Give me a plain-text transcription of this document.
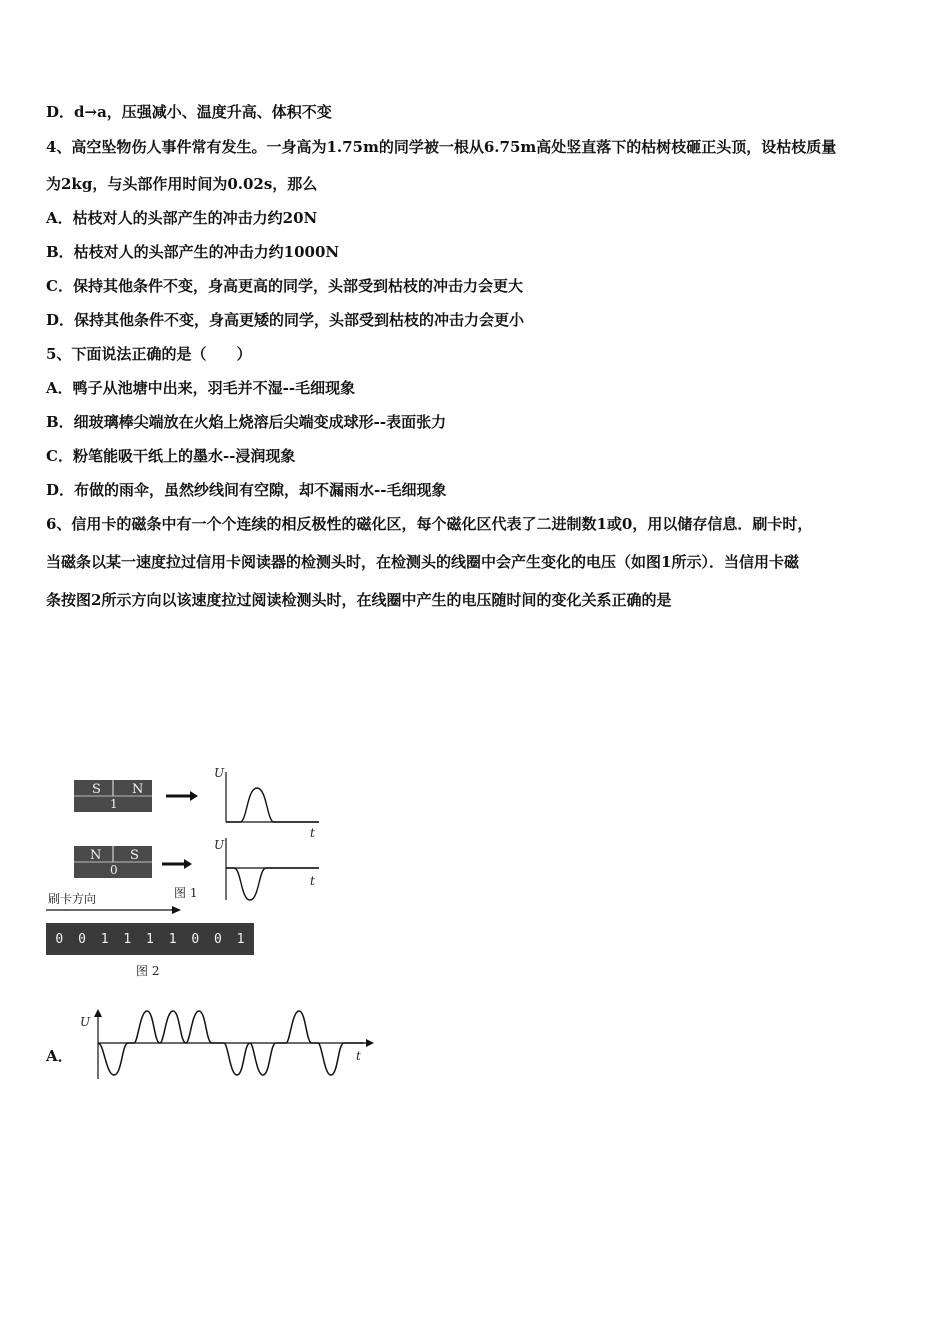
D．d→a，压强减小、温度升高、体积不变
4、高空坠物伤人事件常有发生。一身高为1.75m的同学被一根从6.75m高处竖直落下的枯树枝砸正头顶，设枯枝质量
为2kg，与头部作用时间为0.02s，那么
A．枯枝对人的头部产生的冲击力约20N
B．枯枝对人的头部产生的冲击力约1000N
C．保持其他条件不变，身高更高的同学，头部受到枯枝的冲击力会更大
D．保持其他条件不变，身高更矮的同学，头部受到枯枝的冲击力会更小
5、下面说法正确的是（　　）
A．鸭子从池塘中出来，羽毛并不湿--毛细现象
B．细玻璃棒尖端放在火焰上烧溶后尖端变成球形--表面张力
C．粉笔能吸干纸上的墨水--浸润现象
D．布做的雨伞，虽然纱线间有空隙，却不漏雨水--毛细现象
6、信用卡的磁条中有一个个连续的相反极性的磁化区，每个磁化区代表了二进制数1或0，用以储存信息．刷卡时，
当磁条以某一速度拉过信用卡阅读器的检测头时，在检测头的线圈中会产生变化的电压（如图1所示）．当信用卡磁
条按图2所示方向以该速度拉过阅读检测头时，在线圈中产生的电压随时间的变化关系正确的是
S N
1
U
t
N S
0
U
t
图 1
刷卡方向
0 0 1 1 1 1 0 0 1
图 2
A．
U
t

═══

What you have to do.
Go through the listing above and list every line that has the word "毛细现象".

Complete response.
A．鸭子从池塘中出来，羽毛并不湿--毛细现象
D．布做的雨伞，虽然纱线间有空隙，却不漏雨水--毛细现象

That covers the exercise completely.